→ **Raw data**
□ □ □ □ □
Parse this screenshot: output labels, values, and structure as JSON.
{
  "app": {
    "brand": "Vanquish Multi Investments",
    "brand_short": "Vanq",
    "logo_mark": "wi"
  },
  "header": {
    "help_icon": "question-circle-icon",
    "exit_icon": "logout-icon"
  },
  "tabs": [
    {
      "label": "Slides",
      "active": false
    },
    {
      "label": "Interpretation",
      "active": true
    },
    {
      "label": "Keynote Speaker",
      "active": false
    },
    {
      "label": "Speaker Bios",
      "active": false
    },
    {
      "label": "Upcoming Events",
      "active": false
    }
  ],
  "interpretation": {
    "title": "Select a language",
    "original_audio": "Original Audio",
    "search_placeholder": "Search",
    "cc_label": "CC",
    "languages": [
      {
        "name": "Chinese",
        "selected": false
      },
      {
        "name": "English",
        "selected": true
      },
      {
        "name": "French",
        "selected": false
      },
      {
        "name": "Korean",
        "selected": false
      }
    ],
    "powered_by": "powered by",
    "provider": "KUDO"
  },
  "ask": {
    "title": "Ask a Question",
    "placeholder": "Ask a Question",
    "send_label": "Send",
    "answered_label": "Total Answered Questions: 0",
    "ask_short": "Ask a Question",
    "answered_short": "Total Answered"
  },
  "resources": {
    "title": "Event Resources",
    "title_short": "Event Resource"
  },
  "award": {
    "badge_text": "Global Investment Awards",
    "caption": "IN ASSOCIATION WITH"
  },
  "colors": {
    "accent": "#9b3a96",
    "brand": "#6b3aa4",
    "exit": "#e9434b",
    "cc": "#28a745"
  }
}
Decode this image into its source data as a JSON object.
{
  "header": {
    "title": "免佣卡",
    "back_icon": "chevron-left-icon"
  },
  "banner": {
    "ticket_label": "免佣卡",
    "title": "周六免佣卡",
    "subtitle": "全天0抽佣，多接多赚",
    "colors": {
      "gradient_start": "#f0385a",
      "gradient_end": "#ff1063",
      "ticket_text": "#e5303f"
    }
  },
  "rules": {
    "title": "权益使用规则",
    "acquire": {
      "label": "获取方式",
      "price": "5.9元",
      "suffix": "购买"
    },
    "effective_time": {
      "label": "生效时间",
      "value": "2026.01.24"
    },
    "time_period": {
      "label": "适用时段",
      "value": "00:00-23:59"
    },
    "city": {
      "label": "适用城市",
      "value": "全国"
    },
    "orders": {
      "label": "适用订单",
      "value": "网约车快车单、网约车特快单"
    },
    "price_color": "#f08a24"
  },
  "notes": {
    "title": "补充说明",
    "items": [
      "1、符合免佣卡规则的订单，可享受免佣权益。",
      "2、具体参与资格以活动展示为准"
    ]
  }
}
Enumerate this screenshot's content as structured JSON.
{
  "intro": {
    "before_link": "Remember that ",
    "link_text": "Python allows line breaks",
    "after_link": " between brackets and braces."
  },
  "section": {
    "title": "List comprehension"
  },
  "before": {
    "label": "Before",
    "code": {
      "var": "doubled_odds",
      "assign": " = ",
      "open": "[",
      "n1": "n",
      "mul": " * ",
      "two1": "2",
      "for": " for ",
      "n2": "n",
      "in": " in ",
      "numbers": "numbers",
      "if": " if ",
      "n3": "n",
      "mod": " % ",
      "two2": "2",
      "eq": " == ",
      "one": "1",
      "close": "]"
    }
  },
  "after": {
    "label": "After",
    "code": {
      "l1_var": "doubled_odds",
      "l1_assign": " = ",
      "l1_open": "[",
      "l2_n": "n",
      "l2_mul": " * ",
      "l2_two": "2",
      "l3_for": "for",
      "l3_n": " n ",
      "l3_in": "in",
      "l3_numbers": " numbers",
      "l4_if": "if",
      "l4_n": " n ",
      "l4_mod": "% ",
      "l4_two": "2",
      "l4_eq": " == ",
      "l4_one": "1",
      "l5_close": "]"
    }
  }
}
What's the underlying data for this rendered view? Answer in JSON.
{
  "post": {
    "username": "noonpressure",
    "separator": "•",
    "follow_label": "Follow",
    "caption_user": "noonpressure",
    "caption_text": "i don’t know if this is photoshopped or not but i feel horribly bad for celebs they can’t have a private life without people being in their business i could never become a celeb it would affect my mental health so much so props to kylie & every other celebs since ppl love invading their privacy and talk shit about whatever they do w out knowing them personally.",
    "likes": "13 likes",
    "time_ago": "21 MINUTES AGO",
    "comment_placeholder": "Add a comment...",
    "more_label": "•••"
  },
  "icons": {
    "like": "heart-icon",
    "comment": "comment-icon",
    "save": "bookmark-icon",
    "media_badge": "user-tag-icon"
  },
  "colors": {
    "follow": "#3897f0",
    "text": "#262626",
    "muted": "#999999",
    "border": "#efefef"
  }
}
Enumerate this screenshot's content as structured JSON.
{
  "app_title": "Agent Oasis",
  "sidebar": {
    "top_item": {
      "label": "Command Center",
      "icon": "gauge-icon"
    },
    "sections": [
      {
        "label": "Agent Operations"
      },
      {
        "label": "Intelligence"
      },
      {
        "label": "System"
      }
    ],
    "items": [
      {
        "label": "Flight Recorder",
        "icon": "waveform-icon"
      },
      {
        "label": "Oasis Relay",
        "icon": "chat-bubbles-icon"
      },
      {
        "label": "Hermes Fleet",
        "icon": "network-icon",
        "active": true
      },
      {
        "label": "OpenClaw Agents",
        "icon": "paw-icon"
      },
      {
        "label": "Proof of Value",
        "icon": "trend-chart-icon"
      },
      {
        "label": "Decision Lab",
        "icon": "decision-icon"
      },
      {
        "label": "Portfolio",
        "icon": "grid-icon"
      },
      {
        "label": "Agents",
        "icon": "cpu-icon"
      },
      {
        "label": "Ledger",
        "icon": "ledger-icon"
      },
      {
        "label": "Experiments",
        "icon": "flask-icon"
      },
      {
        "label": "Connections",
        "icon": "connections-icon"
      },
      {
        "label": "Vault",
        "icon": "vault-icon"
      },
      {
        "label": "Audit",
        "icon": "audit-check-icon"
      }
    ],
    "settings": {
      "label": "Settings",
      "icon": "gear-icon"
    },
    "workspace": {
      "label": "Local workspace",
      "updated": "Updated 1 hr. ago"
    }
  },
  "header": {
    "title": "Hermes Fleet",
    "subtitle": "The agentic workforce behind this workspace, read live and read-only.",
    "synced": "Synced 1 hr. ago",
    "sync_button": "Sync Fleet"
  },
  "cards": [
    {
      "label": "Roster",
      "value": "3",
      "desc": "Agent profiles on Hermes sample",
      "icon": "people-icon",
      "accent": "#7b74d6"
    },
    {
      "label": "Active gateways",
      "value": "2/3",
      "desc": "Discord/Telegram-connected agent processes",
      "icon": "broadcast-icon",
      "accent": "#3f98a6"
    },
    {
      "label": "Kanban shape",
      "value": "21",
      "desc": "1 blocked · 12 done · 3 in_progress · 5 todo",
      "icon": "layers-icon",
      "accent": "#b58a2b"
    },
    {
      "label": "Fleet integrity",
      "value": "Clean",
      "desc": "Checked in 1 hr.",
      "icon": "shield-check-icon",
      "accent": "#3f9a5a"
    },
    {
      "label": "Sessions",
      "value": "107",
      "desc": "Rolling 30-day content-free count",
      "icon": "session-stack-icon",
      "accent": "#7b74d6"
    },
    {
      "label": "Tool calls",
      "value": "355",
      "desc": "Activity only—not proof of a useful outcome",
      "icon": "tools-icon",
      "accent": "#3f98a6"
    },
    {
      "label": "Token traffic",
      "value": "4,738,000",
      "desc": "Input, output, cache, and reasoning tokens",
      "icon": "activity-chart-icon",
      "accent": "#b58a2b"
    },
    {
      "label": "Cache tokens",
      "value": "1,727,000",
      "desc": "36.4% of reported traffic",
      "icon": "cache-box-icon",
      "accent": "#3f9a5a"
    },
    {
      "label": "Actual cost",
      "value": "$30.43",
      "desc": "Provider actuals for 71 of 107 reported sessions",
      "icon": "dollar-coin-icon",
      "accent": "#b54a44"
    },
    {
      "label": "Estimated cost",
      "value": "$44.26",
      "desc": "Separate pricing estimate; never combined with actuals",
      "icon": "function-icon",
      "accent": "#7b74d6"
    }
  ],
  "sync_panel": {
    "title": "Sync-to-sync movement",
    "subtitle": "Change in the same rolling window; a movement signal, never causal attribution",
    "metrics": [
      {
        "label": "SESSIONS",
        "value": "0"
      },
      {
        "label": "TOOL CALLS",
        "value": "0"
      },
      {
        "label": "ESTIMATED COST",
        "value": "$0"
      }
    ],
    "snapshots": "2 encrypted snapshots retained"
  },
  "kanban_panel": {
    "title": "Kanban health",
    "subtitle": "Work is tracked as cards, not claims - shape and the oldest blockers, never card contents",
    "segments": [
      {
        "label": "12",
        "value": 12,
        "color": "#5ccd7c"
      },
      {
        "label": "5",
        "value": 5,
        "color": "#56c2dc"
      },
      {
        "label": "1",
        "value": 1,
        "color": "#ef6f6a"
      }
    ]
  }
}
□ □ □ □ □
→ **Exercise aim**
Copy every line from the entries that contains the word "subtitle".

→ **Complete response**
    "subtitle": "全天0抽佣，多接多赚",
    "subtitle": "The agentic workforce behind this workspace, read live and read-only.",
    "subtitle": "Change in the same rolling window; a movement signal, never causal attribution",
    "subtitle": "Work is tracked as cards, not claims - shape and the oldest blockers, never card contents",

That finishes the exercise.